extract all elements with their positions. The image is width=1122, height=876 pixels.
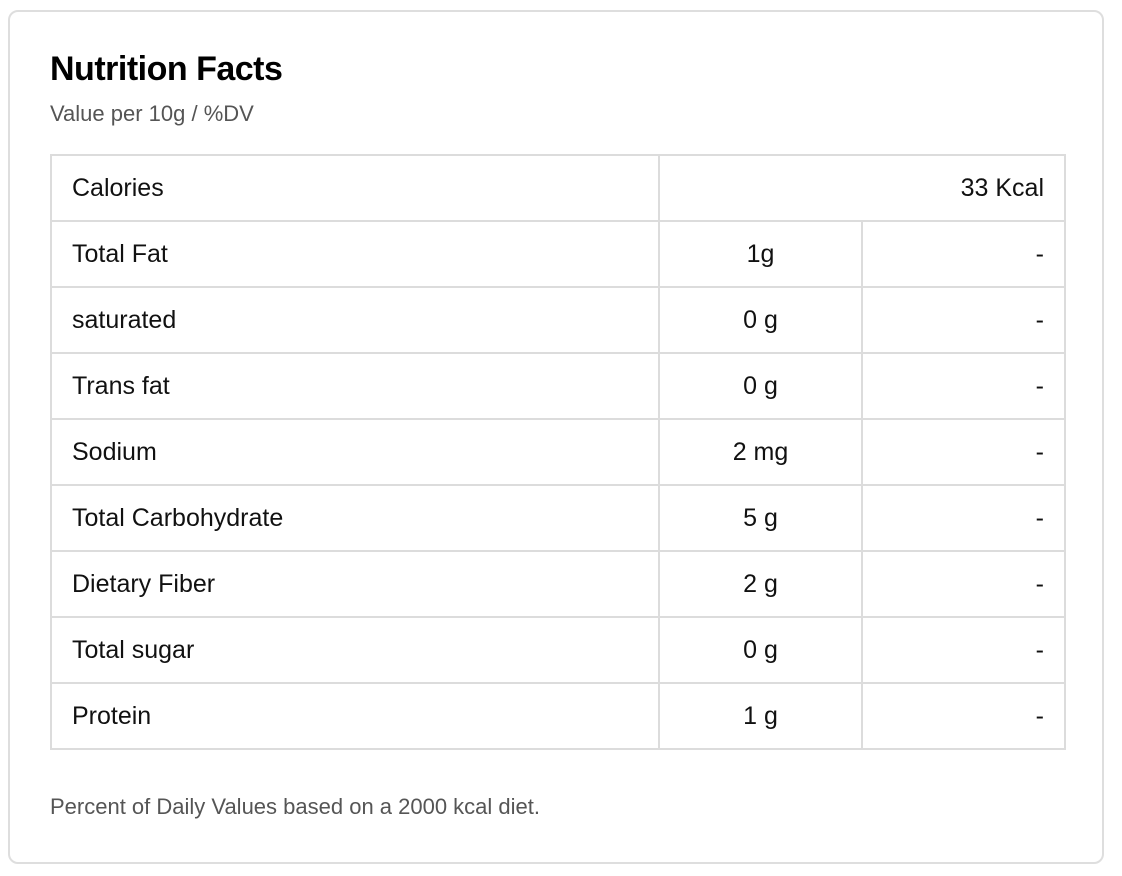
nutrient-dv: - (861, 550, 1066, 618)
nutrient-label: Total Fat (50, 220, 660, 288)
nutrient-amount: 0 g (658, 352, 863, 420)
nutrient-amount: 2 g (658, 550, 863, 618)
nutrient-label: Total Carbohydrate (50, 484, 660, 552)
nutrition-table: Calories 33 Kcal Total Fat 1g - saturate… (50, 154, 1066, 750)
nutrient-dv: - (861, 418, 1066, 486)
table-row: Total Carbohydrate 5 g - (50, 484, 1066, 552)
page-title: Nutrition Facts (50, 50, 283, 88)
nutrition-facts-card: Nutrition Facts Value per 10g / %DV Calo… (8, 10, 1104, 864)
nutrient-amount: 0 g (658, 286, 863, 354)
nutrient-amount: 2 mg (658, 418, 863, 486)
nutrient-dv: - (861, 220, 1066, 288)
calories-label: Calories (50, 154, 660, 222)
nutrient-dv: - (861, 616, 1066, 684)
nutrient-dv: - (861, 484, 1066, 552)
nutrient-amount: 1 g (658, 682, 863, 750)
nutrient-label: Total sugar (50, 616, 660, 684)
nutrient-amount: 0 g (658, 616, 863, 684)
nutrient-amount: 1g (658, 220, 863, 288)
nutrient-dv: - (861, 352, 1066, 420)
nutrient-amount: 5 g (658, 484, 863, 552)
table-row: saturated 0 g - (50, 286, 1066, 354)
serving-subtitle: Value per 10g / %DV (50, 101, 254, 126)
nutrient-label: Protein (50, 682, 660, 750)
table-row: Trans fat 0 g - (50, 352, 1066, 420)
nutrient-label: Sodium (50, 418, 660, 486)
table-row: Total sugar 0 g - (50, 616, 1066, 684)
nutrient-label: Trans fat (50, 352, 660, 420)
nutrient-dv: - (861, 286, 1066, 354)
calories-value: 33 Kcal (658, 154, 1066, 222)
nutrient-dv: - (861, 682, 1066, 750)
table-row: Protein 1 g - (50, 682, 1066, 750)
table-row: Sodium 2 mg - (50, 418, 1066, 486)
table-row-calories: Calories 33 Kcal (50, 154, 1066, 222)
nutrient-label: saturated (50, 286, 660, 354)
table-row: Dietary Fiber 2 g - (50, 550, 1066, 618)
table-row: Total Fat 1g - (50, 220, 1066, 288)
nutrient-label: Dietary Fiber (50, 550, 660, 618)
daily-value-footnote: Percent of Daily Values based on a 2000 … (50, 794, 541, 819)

■ ■ ■ ■ ■ ■ ■

The whole listing, minus its images, should be repeated exactly.

■ Task output ■
extract all elements with their positions. The image is width=1122, height=876 pixels.
nutrient-dv: - (861, 550, 1066, 618)
nutrient-label: Total Fat (50, 220, 660, 288)
nutrient-amount: 0 g (658, 352, 863, 420)
nutrient-amount: 2 g (658, 550, 863, 618)
nutrient-label: Total Carbohydrate (50, 484, 660, 552)
nutrition-table: Calories 33 Kcal Total Fat 1g - saturate… (50, 154, 1066, 750)
nutrient-dv: - (861, 418, 1066, 486)
table-row: Total Carbohydrate 5 g - (50, 484, 1066, 552)
page-title: Nutrition Facts (50, 50, 283, 88)
nutrition-facts-card: Nutrition Facts Value per 10g / %DV Calo… (8, 10, 1104, 864)
nutrient-amount: 0 g (658, 286, 863, 354)
nutrient-amount: 2 mg (658, 418, 863, 486)
nutrient-dv: - (861, 220, 1066, 288)
calories-label: Calories (50, 154, 660, 222)
nutrient-dv: - (861, 616, 1066, 684)
nutrient-dv: - (861, 484, 1066, 552)
nutrient-amount: 1 g (658, 682, 863, 750)
nutrient-label: Total sugar (50, 616, 660, 684)
nutrient-amount: 0 g (658, 616, 863, 684)
nutrient-amount: 1g (658, 220, 863, 288)
nutrient-dv: - (861, 352, 1066, 420)
nutrient-amount: 5 g (658, 484, 863, 552)
table-row: saturated 0 g - (50, 286, 1066, 354)
serving-subtitle: Value per 10g / %DV (50, 101, 254, 126)
nutrient-label: Protein (50, 682, 660, 750)
table-row: Trans fat 0 g - (50, 352, 1066, 420)
nutrient-label: Sodium (50, 418, 660, 486)
table-row: Total sugar 0 g - (50, 616, 1066, 684)
nutrient-label: Trans fat (50, 352, 660, 420)
nutrient-dv: - (861, 286, 1066, 354)
calories-value: 33 Kcal (658, 154, 1066, 222)
nutrient-dv: - (861, 682, 1066, 750)
table-row: Protein 1 g - (50, 682, 1066, 750)
table-row: Sodium 2 mg - (50, 418, 1066, 486)
table-row-calories: Calories 33 Kcal (50, 154, 1066, 222)
nutrient-label: saturated (50, 286, 660, 354)
table-row: Dietary Fiber 2 g - (50, 550, 1066, 618)
table-row: Total Fat 1g - (50, 220, 1066, 288)
nutrient-label: Dietary Fiber (50, 550, 660, 618)
daily-value-footnote: Percent of Daily Values based on a 2000 … (50, 794, 541, 819)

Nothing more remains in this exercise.